• **Work to complete**:
Transcribe every line exactly. Leave the pictures behind.

(Stored items from a collection)
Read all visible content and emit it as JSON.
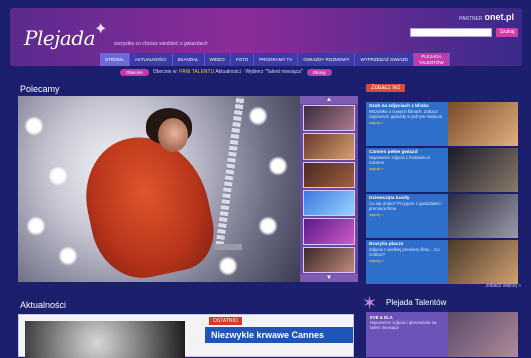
{
  "header": {
    "logo": "Plejada",
    "tagline": "wszystko co chcesz wiedzieć o gwiazdach",
    "partner_label": "PARTNER",
    "partner_brand": "onet.pl",
    "search_button": "Szukaj",
    "nav": [
      "STRONA",
      "AKTUALNOŚCI",
      "SKANDAL",
      "WIDEO",
      "FOTO",
      "PROGRAMY TV",
      "GWIAZDY ROZMOWY",
      "WYPRZEDAŻ GWIAZD",
      "PLEJADA\nTALENTÓW"
    ]
  },
  "strip": {
    "pill_left": "Obecnie",
    "text": "Obecnie w: ",
    "highlight": "PANI TALENTU",
    "tail": "Aktualności · Wybierz \"Talent miesiąca\"",
    "pill_right": "Głosuj"
  },
  "polecamy": {
    "title": "Polecamy",
    "arrow_up": "▲",
    "arrow_down": "▼"
  },
  "zobacz": {
    "badge": "Zobacz też",
    "items": [
      {
        "title": "Szok na zdjęciach z bliska",
        "text": "Wszystko o nowych filmach. Zobacz najnowsze gwiazdy w jednym miejscu!",
        "more": "więcej »"
      },
      {
        "title": "Cannes pełne gwiazd",
        "text": "Najnowsze zdjęcia z festiwalu w Cannes",
        "more": "więcej »"
      },
      {
        "title": "Dziewczęta kusiły",
        "text": "Co się działo? Przyjęcie z gwiazdami i premiera filmu",
        "more": "więcej »"
      },
      {
        "title": "Brazylia płacze",
        "text": "Zdjęcia z wielkiej premiery filmu... Co zrobisz?",
        "more": "więcej »"
      }
    ],
    "link": "zobacz więcej »"
  },
  "aktualnosci": {
    "title": "Aktualności",
    "badge": "OSTATNIO",
    "headline": "Niezwykle krwawe Cannes"
  },
  "talenty": {
    "title": "Plejada Talentów",
    "name": "EVE & ELA",
    "text": "Najnowsze zdjęcia i głosowanie na talent miesiąca"
  }
}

• **Solution for this exercise**:
Read all visible content and emit it as JSON.
{
  "header": {
    "logo": "Plejada",
    "tagline": "wszystko co chcesz wiedzieć o gwiazdach",
    "partner_label": "PARTNER",
    "partner_brand": "onet.pl",
    "search_button": "Szukaj",
    "nav": [
      "STRONA",
      "AKTUALNOŚCI",
      "SKANDAL",
      "WIDEO",
      "FOTO",
      "PROGRAMY TV",
      "GWIAZDY ROZMOWY",
      "WYPRZEDAŻ GWIAZD",
      "PLEJADA\nTALENTÓW"
    ]
  },
  "strip": {
    "pill_left": "Obecnie",
    "text": "Obecnie w: ",
    "highlight": "PANI TALENTU",
    "tail": "Aktualności · Wybierz \"Talent miesiąca\"",
    "pill_right": "Głosuj"
  },
  "polecamy": {
    "title": "Polecamy",
    "arrow_up": "▲",
    "arrow_down": "▼"
  },
  "zobacz": {
    "badge": "Zobacz też",
    "items": [
      {
        "title": "Szok na zdjęciach z bliska",
        "text": "Wszystko o nowych filmach. Zobacz najnowsze gwiazdy w jednym miejscu!",
        "more": "więcej »"
      },
      {
        "title": "Cannes pełne gwiazd",
        "text": "Najnowsze zdjęcia z festiwalu w Cannes",
        "more": "więcej »"
      },
      {
        "title": "Dziewczęta kusiły",
        "text": "Co się działo? Przyjęcie z gwiazdami i premiera filmu",
        "more": "więcej »"
      },
      {
        "title": "Brazylia płacze",
        "text": "Zdjęcia z wielkiej premiery filmu... Co zrobisz?",
        "more": "więcej »"
      }
    ],
    "link": "zobacz więcej »"
  },
  "aktualnosci": {
    "title": "Aktualności",
    "badge": "OSTATNIO",
    "headline": "Niezwykle krwawe Cannes"
  },
  "talenty": {
    "title": "Plejada Talentów",
    "name": "EVE & ELA",
    "text": "Najnowsze zdjęcia i głosowanie na talent miesiąca"
  }
}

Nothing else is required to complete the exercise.